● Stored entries

--- start ---

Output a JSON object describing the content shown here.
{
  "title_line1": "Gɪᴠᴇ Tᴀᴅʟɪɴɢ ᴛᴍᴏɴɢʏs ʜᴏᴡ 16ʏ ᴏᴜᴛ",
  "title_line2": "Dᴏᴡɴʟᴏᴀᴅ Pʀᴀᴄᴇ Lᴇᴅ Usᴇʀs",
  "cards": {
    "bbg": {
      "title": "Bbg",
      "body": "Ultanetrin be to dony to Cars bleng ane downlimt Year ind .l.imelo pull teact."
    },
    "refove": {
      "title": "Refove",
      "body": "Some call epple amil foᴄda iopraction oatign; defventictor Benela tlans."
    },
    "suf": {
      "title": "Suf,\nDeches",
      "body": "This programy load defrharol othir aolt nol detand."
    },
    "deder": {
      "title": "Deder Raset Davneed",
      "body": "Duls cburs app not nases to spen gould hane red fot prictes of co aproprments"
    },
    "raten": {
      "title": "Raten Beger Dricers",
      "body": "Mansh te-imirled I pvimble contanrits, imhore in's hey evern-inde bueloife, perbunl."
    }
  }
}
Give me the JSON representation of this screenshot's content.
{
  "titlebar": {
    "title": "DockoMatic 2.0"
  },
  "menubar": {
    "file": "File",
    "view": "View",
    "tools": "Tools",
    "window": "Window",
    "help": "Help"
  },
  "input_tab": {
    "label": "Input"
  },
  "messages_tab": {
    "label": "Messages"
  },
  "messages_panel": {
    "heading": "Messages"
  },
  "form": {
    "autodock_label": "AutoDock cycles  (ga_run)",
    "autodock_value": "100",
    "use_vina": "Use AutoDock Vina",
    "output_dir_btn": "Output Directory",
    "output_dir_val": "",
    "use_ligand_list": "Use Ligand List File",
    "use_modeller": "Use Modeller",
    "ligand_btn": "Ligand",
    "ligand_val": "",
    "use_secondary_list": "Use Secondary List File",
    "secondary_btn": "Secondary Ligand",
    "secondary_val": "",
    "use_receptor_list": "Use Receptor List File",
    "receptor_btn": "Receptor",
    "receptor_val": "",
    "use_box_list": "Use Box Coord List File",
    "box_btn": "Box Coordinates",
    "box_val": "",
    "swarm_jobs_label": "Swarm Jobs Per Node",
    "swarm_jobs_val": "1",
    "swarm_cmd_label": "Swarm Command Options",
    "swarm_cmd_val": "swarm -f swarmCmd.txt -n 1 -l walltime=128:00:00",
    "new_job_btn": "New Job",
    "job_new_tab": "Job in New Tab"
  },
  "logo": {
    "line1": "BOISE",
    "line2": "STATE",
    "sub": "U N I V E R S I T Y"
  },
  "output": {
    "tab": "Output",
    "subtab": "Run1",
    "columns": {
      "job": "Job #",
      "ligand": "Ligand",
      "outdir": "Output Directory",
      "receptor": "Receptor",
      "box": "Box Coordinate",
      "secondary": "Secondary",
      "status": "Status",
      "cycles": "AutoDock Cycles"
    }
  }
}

--- end ---

● Exercise brief
Copy each line from the data above that includes "content".

● Reply
Output a JSON object describing the content shown here.
Give me the JSON representation of this screenshot's content.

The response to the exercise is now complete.